**What you are asked to do:**
All of the listing below must be repeated word for word. Pictures are the only thing to omit.

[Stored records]
start

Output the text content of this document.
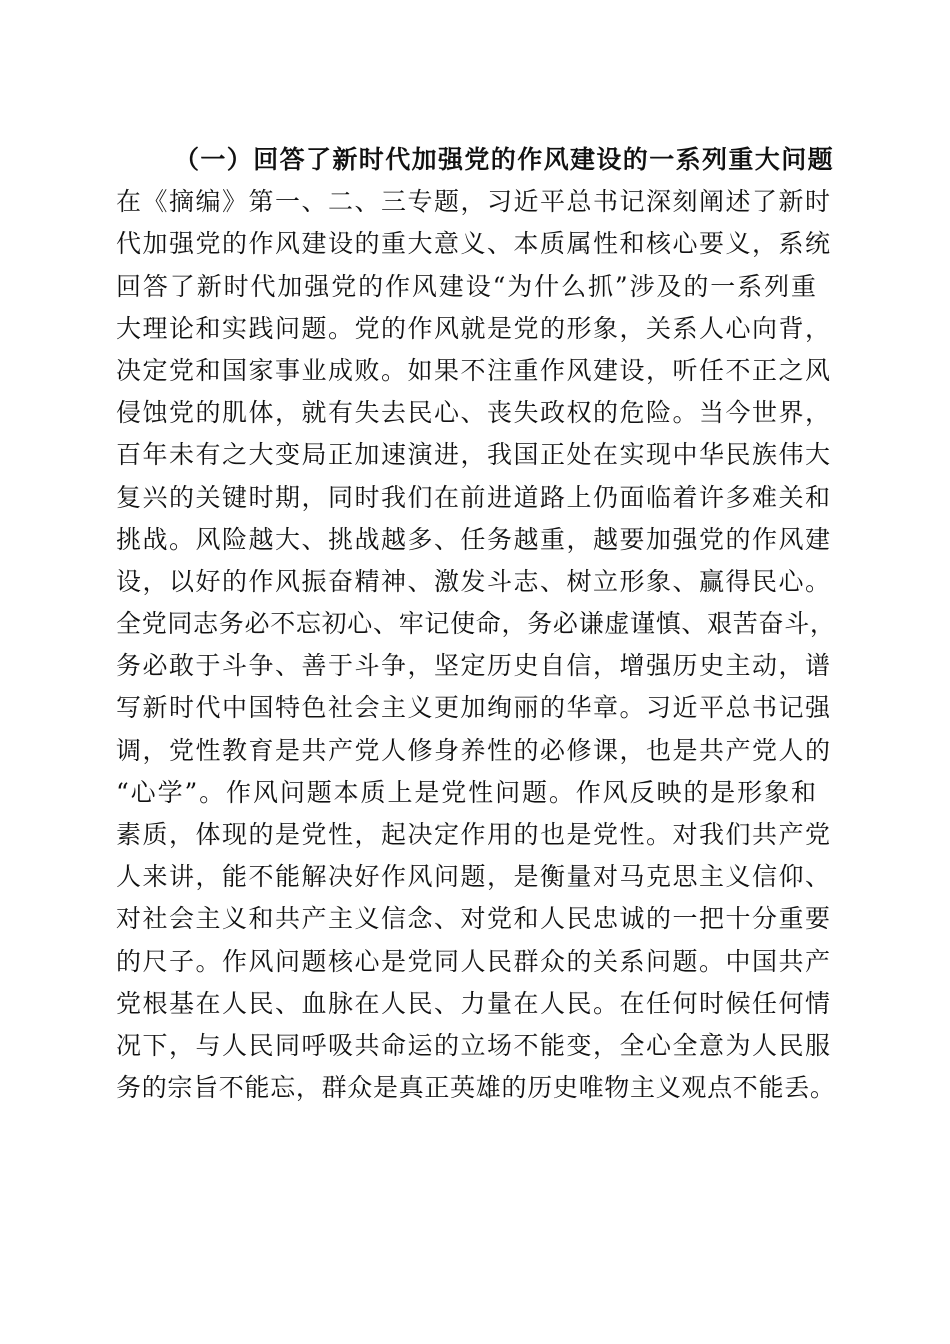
（一）回答了新时代加强党的作风建设的一系列重大问题
在《摘编》第一、二、三专题，习近平总书记深刻阐述了新时
代加强党的作风建设的重大意义、本质属性和核心要义，系统
回答了新时代加强党的作风建设“为什么抓”涉及的一系列重
大理论和实践问题。党的作风就是党的形象，关系人心向背，
决定党和国家事业成败。如果不注重作风建设，听任不正之风
侵蚀党的肌体，就有失去民心、丧失政权的危险。当今世界，
百年未有之大变局正加速演进，我国正处在实现中华民族伟大
复兴的关键时期，同时我们在前进道路上仍面临着许多难关和
挑战。风险越大、挑战越多、任务越重，越要加强党的作风建
设，以好的作风振奋精神、激发斗志、树立形象、赢得民心。
全党同志务必不忘初心、牢记使命，务必谦虚谨慎、艰苦奋斗，
务必敢于斗争、善于斗争，坚定历史自信，增强历史主动，谱
写新时代中国特色社会主义更加绚丽的华章。习近平总书记强
调，党性教育是共产党人修身养性的必修课，也是共产党人的
“心学”。作风问题本质上是党性问题。作风反映的是形象和
素质，体现的是党性，起决定作用的也是党性。对我们共产党
人来讲，能不能解决好作风问题，是衡量对马克思主义信仰、
对社会主义和共产主义信念、对党和人民忠诚的一把十分重要
的尺子。作风问题核心是党同人民群众的关系问题。中国共产
党根基在人民、血脉在人民、力量在人民。在任何时候任何情
况下，与人民同呼吸共命运的立场不能变，全心全意为人民服
务的宗旨不能忘，群众是真正英雄的历史唯物主义观点不能丢。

end

**Output for this exercise:**
Output the text content of this document.
（一）回答了新时代加强党的作风建设的一系列重大问题
在《摘编》第一、二、三专题，习近平总书记深刻阐述了新时
代加强党的作风建设的重大意义、本质属性和核心要义，系统
回答了新时代加强党的作风建设“为什么抓”涉及的一系列重
大理论和实践问题。党的作风就是党的形象，关系人心向背，
决定党和国家事业成败。如果不注重作风建设，听任不正之风
侵蚀党的肌体，就有失去民心、丧失政权的危险。当今世界，
百年未有之大变局正加速演进，我国正处在实现中华民族伟大
复兴的关键时期，同时我们在前进道路上仍面临着许多难关和
挑战。风险越大、挑战越多、任务越重，越要加强党的作风建
设，以好的作风振奋精神、激发斗志、树立形象、赢得民心。
全党同志务必不忘初心、牢记使命，务必谦虚谨慎、艰苦奋斗，
务必敢于斗争、善于斗争，坚定历史自信，增强历史主动，谱
写新时代中国特色社会主义更加绚丽的华章。习近平总书记强
调，党性教育是共产党人修身养性的必修课，也是共产党人的
“心学”。作风问题本质上是党性问题。作风反映的是形象和
素质，体现的是党性，起决定作用的也是党性。对我们共产党
人来讲，能不能解决好作风问题，是衡量对马克思主义信仰、
对社会主义和共产主义信念、对党和人民忠诚的一把十分重要
的尺子。作风问题核心是党同人民群众的关系问题。中国共产
党根基在人民、血脉在人民、力量在人民。在任何时候任何情
况下，与人民同呼吸共命运的立场不能变，全心全意为人民服
务的宗旨不能忘，群众是真正英雄的历史唯物主义观点不能丢。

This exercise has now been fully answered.